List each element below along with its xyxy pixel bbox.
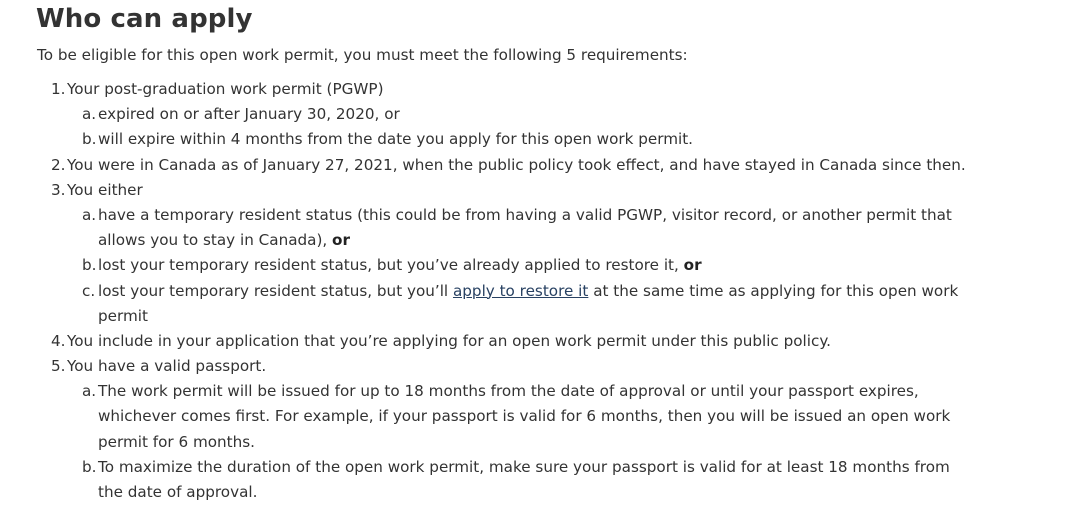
list-number: 4. — [51, 331, 66, 350]
sub-item-5a-continued — [0, 430, 1080, 455]
requirements-list — [0, 77, 1080, 505]
sub-item-3c — [0, 279, 1080, 304]
intro-text: To be eligible for this open work permit, you must meet the following 5 requirements: — [37, 46, 688, 64]
sub-item-text: permit for 6 months. — [98, 432, 255, 451]
sub-letter: b. — [82, 130, 97, 149]
sub-item-text: the date of approval. — [98, 483, 258, 501]
apply-to-restore-link[interactable]: apply to restore it — [452, 281, 589, 300]
sub-item-text-wrap — [98, 279, 958, 304]
conjunction-or: or — [332, 231, 350, 250]
list-item-2 — [0, 153, 1080, 178]
sub-item-text: at the same time as applying for this open work — [593, 281, 959, 300]
list-item-5 — [0, 354, 1080, 379]
list-item-text: You either — [67, 180, 143, 199]
sub-item-5a-continued — [0, 404, 1080, 429]
sub-letter: a. — [82, 382, 97, 401]
sub-item-5a — [0, 379, 1080, 404]
list-item-text: Your post-graduation work permit (PGWP) — [67, 80, 384, 98]
sub-item-text: have a temporary resident status (this could be from having a valid PGWP, visitor record, or another permit that — [98, 205, 952, 224]
sub-item-1a — [0, 102, 1080, 127]
sub-letter: a. — [82, 205, 97, 224]
list-item-3 — [0, 178, 1080, 203]
list-number: 3. — [51, 180, 66, 199]
sub-item-text: The work permit will be issued for up to 18 months from the date of approval or until your passport expires, — [98, 382, 919, 401]
list-number: 2. — [51, 155, 66, 174]
list-item-text: You include in your application that you’re applying for an open work permit under this public policy. — [67, 331, 831, 350]
list-number: 5. — [51, 357, 66, 376]
sub-letter: a. — [82, 105, 97, 124]
sub-item-text: lost your temporary resident status, but you’ll — [98, 281, 449, 300]
sub-item-5b — [0, 455, 1080, 480]
list-item-text: You have a valid passport. — [67, 357, 267, 376]
page-title: Who can apply — [36, 4, 253, 34]
sub-item-1b — [0, 127, 1080, 152]
sub-item-3a — [0, 203, 1080, 228]
conjunction-or: or — [683, 256, 702, 275]
sub-item-text: lost your temporary resident status, but you’ve already applied to restore it, — [98, 256, 679, 275]
list-item-text: You were in Canada as of January 27, 2021, when the public policy took effect, and have stayed in Canada since then. — [67, 155, 966, 174]
sub-item-5b-continued — [0, 480, 1080, 505]
sub-letter: b. — [82, 256, 97, 275]
sub-letter: b. — [82, 457, 97, 476]
sub-item-text-wrap — [98, 228, 350, 253]
sub-item-3b — [0, 253, 1080, 278]
sub-item-text-wrap — [98, 253, 702, 278]
sub-item-text: will expire within 4 months from the date you apply for this open work permit. — [98, 130, 694, 149]
list-item-4 — [0, 329, 1080, 354]
list-number: 1. — [51, 80, 66, 98]
sub-item-text: expired on or after January 30, 2020, or — [98, 105, 400, 124]
sub-item-3a-continued — [0, 228, 1080, 253]
sub-letter: c. — [82, 281, 96, 300]
list-item-1 — [0, 77, 1080, 102]
sub-item-text: permit — [98, 306, 148, 325]
sub-item-text: allows you to stay in Canada), — [98, 231, 328, 250]
sub-item-text: whichever comes first. For example, if your passport is valid for 6 months, then you will be issued an open work — [98, 407, 951, 426]
sub-item-3c-continued — [0, 304, 1080, 329]
sub-item-text: To maximize the duration of the open work permit, make sure your passport is valid for at least 18 months from — [98, 457, 950, 476]
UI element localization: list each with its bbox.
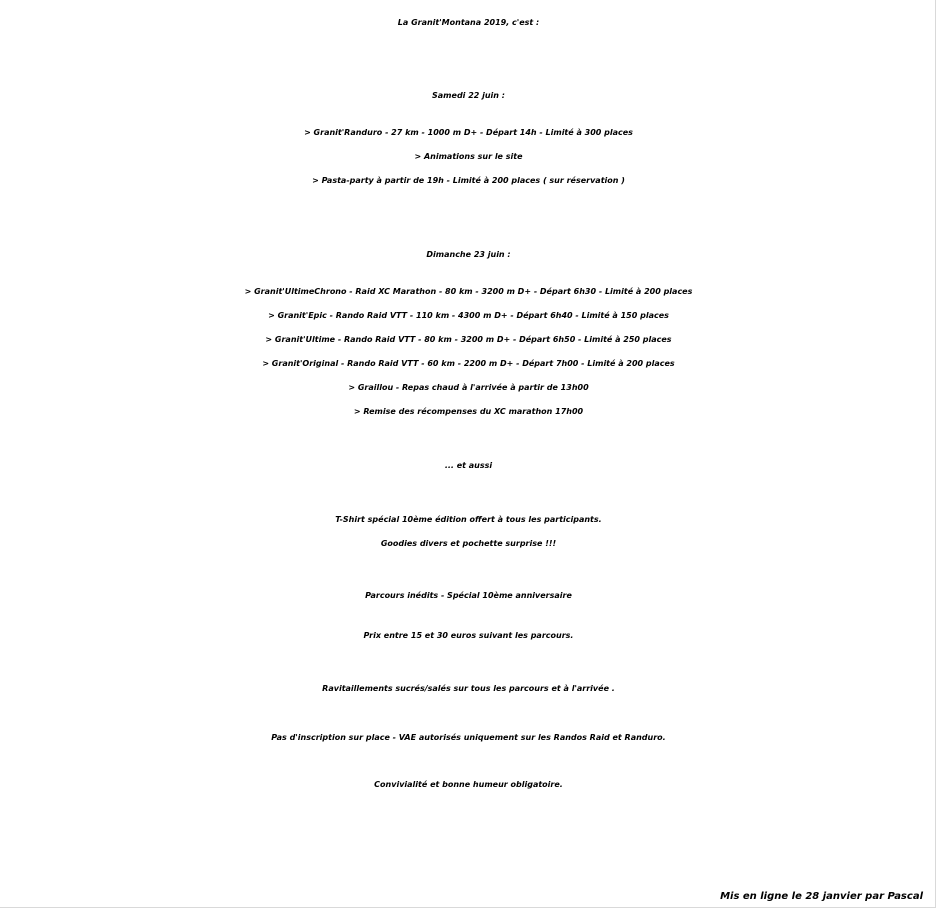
routes-heading: Parcours inédits - Spécial 10ème anniversaire bbox=[365, 591, 572, 600]
footer-posted-by: Mis en ligne le 28 janvier par Pascal bbox=[720, 891, 923, 902]
sunday-item-epic: > Granit'Epic - Rando Raid VTT - 110 km - 4300 m D+ - Départ 6h40 - Limité à 150 places bbox=[268, 311, 669, 320]
sunday-item-graillou: > Graillou - Repas chaud à l'arrivée à partir de 13h00 bbox=[348, 383, 589, 392]
saturday-item-animations: > Animations sur le site bbox=[414, 152, 523, 161]
saturday-item-pasta-party: > Pasta-party à partir de 19h - Limité à 200 places ( sur réservation ) bbox=[312, 176, 625, 185]
note-supplies: Ravitaillements sucrés/salés sur tous les parcours et à l'arrivée . bbox=[322, 684, 615, 693]
sunday-item-ultimechrono: > Granit'UltimeChrono - Raid XC Marathon - 80 km - 3200 m D+ - Départ 6h30 - Limité à 200 places bbox=[244, 287, 693, 296]
sunday-item-original: > Granit'Original - Rando Raid VTT - 60 km - 2200 m D+ - Départ 7h00 - Limité à 200 places bbox=[262, 359, 675, 368]
extras-tshirt: T-Shirt spécial 10ème édition offert à tous les participants. bbox=[335, 515, 602, 524]
extras-goodies: Goodies divers et pochette surprise !!! bbox=[380, 539, 557, 548]
saturday-item-randuro: > Granit'Randuro - 27 km - 1000 m D+ - Départ 14h - Limité à 300 places bbox=[304, 128, 633, 137]
saturday-heading: Samedi 22 juin : bbox=[432, 91, 505, 100]
sunday-heading: Dimanche 23 juin : bbox=[426, 250, 511, 259]
note-registration: Pas d'inscription sur place - VAE autorisés uniquement sur les Randos Raid et Randuro. bbox=[271, 733, 666, 742]
page-title: La Granit'Montana 2019, c'est : bbox=[397, 18, 540, 27]
note-mood: Convivialité et bonne humeur obligatoire. bbox=[374, 780, 563, 789]
routes-price: Prix entre 15 et 30 euros suivant les parcours. bbox=[363, 631, 574, 640]
sunday-item-ultime: > Granit'Ultime - Rando Raid VTT - 80 km - 3200 m D+ - Départ 6h50 - Limité à 250 places bbox=[265, 335, 672, 344]
extras-heading: ... et aussi bbox=[444, 461, 493, 470]
sunday-item-awards: > Remise des récompenses du XC marathon 17h00 bbox=[353, 407, 584, 416]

+++++

AIM =
Could you quote every one of the records above word for word, leaving out the pictures?

CORRECT RESPONSE =
List each element below along with its xyxy pixel bbox.
list-number: 4. — [51, 331, 66, 350]
sub-item-5a-continued — [0, 430, 1080, 455]
requirements-list — [0, 77, 1080, 505]
sub-item-3c — [0, 279, 1080, 304]
intro-text: To be eligible for this open work permit, you must meet the following 5 requirements: — [37, 46, 688, 64]
sub-item-text: permit for 6 months. — [98, 432, 255, 451]
sub-letter: b. — [82, 130, 97, 149]
sub-item-text: the date of approval. — [98, 483, 258, 501]
apply-to-restore-link[interactable]: apply to restore it — [452, 281, 589, 300]
sub-item-text-wrap — [98, 279, 958, 304]
conjunction-or: or — [332, 231, 350, 250]
list-item-2 — [0, 153, 1080, 178]
sub-item-text: at the same time as applying for this open work — [593, 281, 959, 300]
list-item-5 — [0, 354, 1080, 379]
list-item-text: You either — [67, 180, 143, 199]
sub-item-5a-continued — [0, 404, 1080, 429]
sub-letter: a. — [82, 382, 97, 401]
sub-item-5a — [0, 379, 1080, 404]
list-item-text: Your post-graduation work permit (PGWP) — [67, 80, 384, 98]
sub-item-text: have a temporary resident status (this could be from having a valid PGWP, visitor record, or another permit that — [98, 205, 952, 224]
sub-item-1a — [0, 102, 1080, 127]
sub-letter: a. — [82, 205, 97, 224]
list-item-3 — [0, 178, 1080, 203]
list-number: 3. — [51, 180, 66, 199]
sub-item-text: The work permit will be issued for up to 18 months from the date of approval or until your passport expires, — [98, 382, 919, 401]
list-number: 2. — [51, 155, 66, 174]
list-item-text: You include in your application that you’re applying for an open work permit under this public policy. — [67, 331, 831, 350]
list-number: 5. — [51, 357, 66, 376]
sub-letter: a. — [82, 105, 97, 124]
sub-item-text: lost your temporary resident status, but you’ll — [98, 281, 449, 300]
sub-item-5b — [0, 455, 1080, 480]
list-item-text: You have a valid passport. — [67, 357, 267, 376]
page-title: Who can apply — [36, 4, 253, 34]
sub-item-1b — [0, 127, 1080, 152]
sub-item-3a — [0, 203, 1080, 228]
conjunction-or: or — [683, 256, 702, 275]
sub-item-text: lost your temporary resident status, but you’ve already applied to restore it, — [98, 256, 679, 275]
list-item-text: You were in Canada as of January 27, 2021, when the public policy took effect, and have stayed in Canada since then. — [67, 155, 966, 174]
sub-item-5b-continued — [0, 480, 1080, 505]
sub-letter: b. — [82, 256, 97, 275]
sub-letter: b. — [82, 457, 97, 476]
sub-item-text-wrap — [98, 228, 350, 253]
sub-item-3b — [0, 253, 1080, 278]
sub-item-text-wrap — [98, 253, 702, 278]
sub-item-text: will expire within 4 months from the date you apply for this open work permit. — [98, 130, 694, 149]
list-item-4 — [0, 329, 1080, 354]
list-number: 1. — [51, 80, 66, 98]
sub-item-text: expired on or after January 30, 2020, or — [98, 105, 400, 124]
sub-item-3a-continued — [0, 228, 1080, 253]
sub-letter: c. — [82, 281, 96, 300]
list-item-1 — [0, 77, 1080, 102]
sub-item-text: permit — [98, 306, 148, 325]
sub-item-text: allows you to stay in Canada), — [98, 231, 328, 250]
sub-item-text: whichever comes first. For example, if your passport is valid for 6 months, then you will be issued an open work — [98, 407, 951, 426]
sub-item-3c-continued — [0, 304, 1080, 329]
sub-item-text: To maximize the duration of the open work permit, make sure your passport is valid for at least 18 months from — [98, 457, 950, 476]
UI element localization: list each with its bbox.
routes-heading: Parcours inédits - Spécial 10ème anniversaire bbox=[365, 591, 572, 600]
footer-posted-by: Mis en ligne le 28 janvier par Pascal bbox=[720, 891, 923, 902]
sunday-item-epic: > Granit'Epic - Rando Raid VTT - 110 km - 4300 m D+ - Départ 6h40 - Limité à 150 places bbox=[268, 311, 669, 320]
sunday-item-graillou: > Graillou - Repas chaud à l'arrivée à partir de 13h00 bbox=[348, 383, 589, 392]
saturday-item-animations: > Animations sur le site bbox=[414, 152, 523, 161]
saturday-item-pasta-party: > Pasta-party à partir de 19h - Limité à 200 places ( sur réservation ) bbox=[312, 176, 625, 185]
note-supplies: Ravitaillements sucrés/salés sur tous les parcours et à l'arrivée . bbox=[322, 684, 615, 693]
sunday-item-ultimechrono: > Granit'UltimeChrono - Raid XC Marathon - 80 km - 3200 m D+ - Départ 6h30 - Limité à 200 places bbox=[244, 287, 693, 296]
sunday-item-original: > Granit'Original - Rando Raid VTT - 60 km - 2200 m D+ - Départ 7h00 - Limité à 200 places bbox=[262, 359, 675, 368]
extras-tshirt: T-Shirt spécial 10ème édition offert à tous les participants. bbox=[335, 515, 602, 524]
extras-goodies: Goodies divers et pochette surprise !!! bbox=[380, 539, 557, 548]
saturday-item-randuro: > Granit'Randuro - 27 km - 1000 m D+ - Départ 14h - Limité à 300 places bbox=[304, 128, 633, 137]
saturday-heading: Samedi 22 juin : bbox=[432, 91, 505, 100]
sunday-heading: Dimanche 23 juin : bbox=[426, 250, 511, 259]
note-registration: Pas d'inscription sur place - VAE autorisés uniquement sur les Randos Raid et Randuro. bbox=[271, 733, 666, 742]
page-title: La Granit'Montana 2019, c'est : bbox=[397, 18, 540, 27]
note-mood: Convivialité et bonne humeur obligatoire. bbox=[374, 780, 563, 789]
routes-price: Prix entre 15 et 30 euros suivant les parcours. bbox=[363, 631, 574, 640]
sunday-item-ultime: > Granit'Ultime - Rando Raid VTT - 80 km - 3200 m D+ - Départ 6h50 - Limité à 250 places bbox=[265, 335, 672, 344]
extras-heading: ... et aussi bbox=[444, 461, 493, 470]
sunday-item-awards: > Remise des récompenses du XC marathon 17h00 bbox=[353, 407, 584, 416]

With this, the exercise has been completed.